### What is asked
Rename "Avenue" to "Ave." and give back only the lines from the one that contains "comp-line-8a: (a) Credit" through the one that contains "medical-line-2: 2. Other", leaving everything else in them unchanged.

Labeled box records
◆ ◆ ◆ ◆ ◆
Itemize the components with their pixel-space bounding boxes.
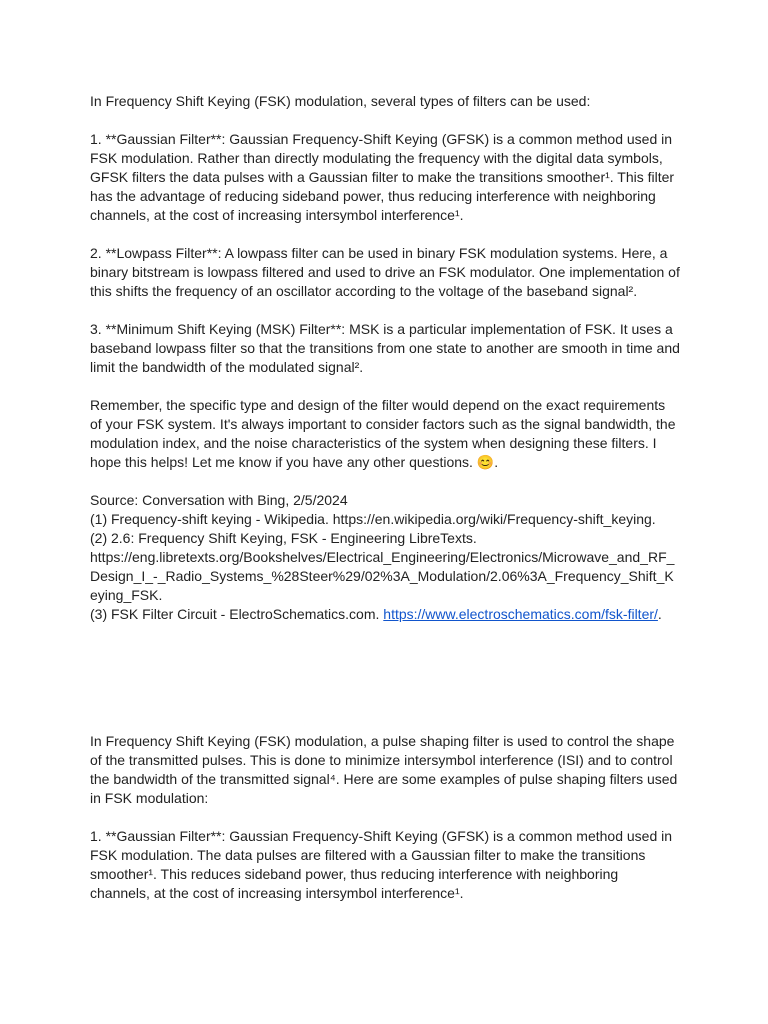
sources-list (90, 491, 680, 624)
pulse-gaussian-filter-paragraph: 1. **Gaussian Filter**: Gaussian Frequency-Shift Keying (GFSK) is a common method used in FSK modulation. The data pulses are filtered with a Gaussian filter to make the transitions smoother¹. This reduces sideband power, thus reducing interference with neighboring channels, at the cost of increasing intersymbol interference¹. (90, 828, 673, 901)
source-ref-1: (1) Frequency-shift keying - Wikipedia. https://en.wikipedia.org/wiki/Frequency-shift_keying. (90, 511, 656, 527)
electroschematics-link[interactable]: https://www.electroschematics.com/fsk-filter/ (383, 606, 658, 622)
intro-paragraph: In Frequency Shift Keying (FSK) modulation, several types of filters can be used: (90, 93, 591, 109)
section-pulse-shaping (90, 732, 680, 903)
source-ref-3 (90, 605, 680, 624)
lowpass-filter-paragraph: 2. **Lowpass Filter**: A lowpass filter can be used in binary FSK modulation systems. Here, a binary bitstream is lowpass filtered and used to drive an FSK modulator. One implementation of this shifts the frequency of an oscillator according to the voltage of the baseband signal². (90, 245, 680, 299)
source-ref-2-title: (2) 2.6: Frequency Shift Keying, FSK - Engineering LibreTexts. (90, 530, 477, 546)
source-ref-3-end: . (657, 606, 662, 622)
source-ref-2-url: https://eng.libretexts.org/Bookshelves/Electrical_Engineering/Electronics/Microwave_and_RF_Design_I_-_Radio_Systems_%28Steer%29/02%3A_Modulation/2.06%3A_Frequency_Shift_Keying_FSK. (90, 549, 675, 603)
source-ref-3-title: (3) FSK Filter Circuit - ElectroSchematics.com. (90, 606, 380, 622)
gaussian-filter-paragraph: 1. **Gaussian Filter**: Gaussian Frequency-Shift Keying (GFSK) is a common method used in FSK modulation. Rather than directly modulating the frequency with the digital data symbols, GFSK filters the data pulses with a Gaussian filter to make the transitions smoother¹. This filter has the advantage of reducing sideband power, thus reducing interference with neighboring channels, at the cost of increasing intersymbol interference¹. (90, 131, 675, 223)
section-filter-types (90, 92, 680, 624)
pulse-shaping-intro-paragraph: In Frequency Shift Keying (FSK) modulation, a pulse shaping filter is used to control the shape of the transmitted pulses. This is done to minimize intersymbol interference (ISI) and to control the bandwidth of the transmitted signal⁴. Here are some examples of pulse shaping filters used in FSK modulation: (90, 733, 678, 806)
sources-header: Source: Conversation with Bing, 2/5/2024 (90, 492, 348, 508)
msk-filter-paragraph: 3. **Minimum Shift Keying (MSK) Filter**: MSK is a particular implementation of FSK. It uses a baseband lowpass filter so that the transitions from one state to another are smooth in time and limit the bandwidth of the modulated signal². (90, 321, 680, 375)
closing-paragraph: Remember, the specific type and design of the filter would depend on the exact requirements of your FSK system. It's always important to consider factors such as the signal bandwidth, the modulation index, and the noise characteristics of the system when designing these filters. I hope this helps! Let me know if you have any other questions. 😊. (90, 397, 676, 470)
◆ ◆ ◆ ◆ ◆
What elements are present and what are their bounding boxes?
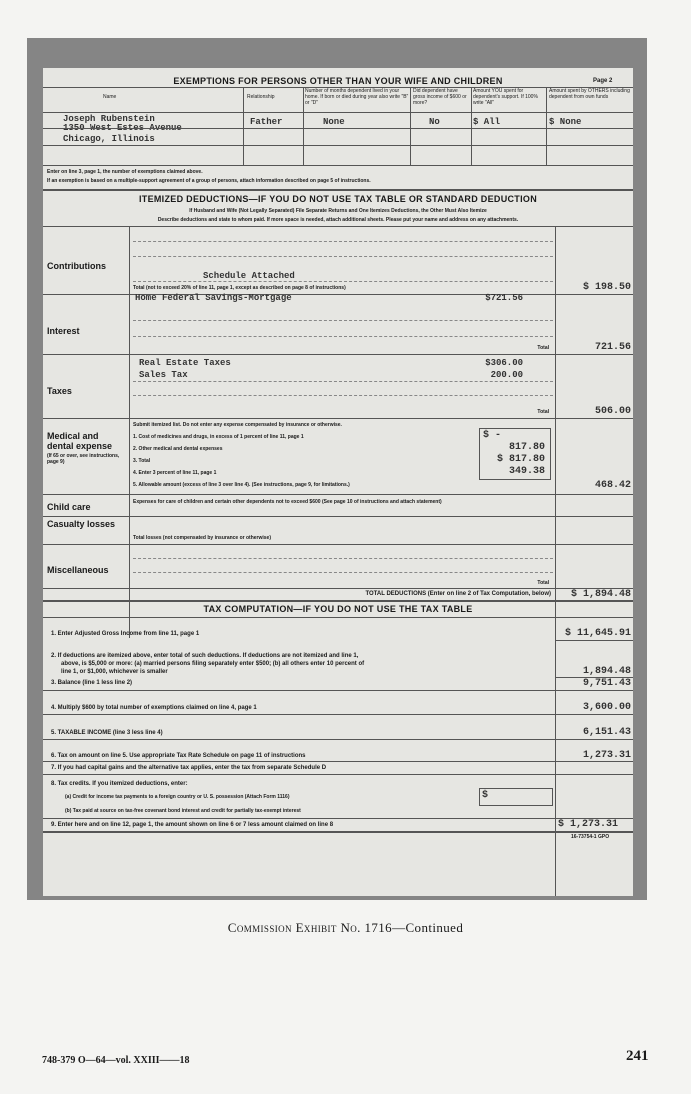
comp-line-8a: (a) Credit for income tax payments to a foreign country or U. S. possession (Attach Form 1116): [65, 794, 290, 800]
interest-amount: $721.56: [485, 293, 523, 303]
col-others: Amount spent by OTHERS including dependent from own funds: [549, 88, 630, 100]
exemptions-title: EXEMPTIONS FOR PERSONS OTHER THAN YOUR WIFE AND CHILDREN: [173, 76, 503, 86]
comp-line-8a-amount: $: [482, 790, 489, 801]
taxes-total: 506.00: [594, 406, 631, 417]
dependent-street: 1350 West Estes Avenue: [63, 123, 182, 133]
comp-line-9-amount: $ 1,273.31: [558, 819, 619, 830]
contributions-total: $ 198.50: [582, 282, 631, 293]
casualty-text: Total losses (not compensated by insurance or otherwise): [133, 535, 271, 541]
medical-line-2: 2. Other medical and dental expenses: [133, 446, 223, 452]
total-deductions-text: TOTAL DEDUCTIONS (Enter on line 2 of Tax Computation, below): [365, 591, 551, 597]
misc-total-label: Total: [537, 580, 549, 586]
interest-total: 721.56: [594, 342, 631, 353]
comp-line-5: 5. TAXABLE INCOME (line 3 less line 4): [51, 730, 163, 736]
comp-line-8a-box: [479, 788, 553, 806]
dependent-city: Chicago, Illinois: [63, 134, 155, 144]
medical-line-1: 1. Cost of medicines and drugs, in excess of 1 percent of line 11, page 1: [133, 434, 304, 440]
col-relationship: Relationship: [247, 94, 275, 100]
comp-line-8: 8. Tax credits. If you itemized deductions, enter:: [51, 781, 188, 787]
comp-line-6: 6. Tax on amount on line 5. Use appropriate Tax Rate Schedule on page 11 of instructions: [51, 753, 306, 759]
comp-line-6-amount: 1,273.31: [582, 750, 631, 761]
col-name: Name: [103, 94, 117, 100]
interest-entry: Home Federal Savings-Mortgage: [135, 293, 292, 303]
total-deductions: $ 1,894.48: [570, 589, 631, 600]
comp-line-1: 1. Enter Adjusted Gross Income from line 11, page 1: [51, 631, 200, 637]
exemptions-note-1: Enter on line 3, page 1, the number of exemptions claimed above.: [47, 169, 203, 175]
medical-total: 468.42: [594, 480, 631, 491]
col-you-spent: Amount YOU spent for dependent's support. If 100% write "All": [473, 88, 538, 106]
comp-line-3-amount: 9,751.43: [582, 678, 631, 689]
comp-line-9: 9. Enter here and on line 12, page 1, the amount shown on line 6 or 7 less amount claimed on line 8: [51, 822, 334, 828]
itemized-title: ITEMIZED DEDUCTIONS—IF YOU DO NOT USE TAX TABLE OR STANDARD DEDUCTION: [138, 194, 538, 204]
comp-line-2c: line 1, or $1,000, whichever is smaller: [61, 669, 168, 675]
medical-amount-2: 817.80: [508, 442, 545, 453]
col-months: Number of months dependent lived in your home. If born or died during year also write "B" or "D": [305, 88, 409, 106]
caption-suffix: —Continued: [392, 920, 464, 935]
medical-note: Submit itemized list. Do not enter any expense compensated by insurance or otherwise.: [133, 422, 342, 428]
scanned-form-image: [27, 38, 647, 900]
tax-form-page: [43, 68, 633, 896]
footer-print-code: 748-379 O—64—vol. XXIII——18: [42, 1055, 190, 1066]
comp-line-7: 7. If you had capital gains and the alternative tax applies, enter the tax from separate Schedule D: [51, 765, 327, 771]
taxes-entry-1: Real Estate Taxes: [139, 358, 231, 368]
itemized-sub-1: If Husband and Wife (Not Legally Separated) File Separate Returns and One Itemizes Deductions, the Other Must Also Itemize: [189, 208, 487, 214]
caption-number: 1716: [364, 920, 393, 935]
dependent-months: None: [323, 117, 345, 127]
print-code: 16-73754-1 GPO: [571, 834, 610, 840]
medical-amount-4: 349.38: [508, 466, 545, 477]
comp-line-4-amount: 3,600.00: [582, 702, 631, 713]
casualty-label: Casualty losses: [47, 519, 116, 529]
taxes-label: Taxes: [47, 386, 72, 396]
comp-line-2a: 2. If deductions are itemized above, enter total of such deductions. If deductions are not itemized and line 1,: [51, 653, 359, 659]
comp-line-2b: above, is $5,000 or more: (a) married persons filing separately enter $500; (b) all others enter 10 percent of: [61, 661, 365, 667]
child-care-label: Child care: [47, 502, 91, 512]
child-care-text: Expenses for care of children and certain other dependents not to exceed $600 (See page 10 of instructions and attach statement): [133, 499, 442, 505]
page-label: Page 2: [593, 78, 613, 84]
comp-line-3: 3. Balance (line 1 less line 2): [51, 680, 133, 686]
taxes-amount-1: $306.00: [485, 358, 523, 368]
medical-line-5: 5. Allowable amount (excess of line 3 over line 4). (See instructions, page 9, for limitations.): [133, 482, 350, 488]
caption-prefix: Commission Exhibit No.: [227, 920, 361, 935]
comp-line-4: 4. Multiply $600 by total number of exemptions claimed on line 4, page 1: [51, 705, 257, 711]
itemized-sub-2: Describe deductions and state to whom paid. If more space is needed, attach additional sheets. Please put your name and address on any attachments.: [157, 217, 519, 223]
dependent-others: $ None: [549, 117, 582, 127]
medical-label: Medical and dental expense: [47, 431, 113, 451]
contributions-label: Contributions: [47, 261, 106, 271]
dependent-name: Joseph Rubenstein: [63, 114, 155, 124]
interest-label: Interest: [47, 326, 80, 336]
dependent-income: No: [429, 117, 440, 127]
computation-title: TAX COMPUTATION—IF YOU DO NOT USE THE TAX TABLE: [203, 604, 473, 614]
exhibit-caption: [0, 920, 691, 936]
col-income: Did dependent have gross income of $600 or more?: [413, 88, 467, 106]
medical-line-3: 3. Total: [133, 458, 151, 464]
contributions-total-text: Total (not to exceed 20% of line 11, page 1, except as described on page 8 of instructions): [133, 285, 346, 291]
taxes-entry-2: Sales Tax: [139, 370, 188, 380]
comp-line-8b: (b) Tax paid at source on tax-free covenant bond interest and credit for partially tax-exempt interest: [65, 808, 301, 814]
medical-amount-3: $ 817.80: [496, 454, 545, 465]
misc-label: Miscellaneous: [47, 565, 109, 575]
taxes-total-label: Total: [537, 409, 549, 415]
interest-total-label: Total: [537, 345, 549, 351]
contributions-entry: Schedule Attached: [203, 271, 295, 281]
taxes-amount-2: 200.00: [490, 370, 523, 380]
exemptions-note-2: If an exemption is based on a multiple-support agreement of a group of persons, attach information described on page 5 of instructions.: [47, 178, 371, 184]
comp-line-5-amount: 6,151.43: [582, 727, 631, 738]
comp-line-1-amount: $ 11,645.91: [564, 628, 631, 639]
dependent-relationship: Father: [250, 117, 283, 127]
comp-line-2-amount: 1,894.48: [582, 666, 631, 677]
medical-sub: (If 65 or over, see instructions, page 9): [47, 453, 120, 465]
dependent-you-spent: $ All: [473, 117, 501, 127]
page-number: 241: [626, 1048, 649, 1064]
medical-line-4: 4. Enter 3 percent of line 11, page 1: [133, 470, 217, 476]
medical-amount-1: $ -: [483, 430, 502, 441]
◆ ◆ ◆ ◆ ◆
### Task response
comp-line-8a: (a) Credit for income tax payments to a foreign country or U. S. possession (Attach Form 1116): [65, 794, 290, 800]
interest-amount: $721.56: [485, 293, 523, 303]
col-others: Amount spent by OTHERS including dependent from own funds: [549, 88, 630, 100]
exemptions-title: EXEMPTIONS FOR PERSONS OTHER THAN YOUR WIFE AND CHILDREN: [173, 76, 503, 86]
comp-line-8a-amount: $: [482, 790, 489, 801]
taxes-total: 506.00: [594, 406, 631, 417]
dependent-street: 1350 West Estes Ave.: [63, 123, 182, 133]
comp-line-9-amount: $ 1,273.31: [558, 819, 619, 830]
contributions-total: $ 198.50: [582, 282, 631, 293]
casualty-text: Total losses (not compensated by insurance or otherwise): [133, 535, 271, 541]
medical-line-2: 2. Other medical and dental expenses: [133, 446, 223, 452]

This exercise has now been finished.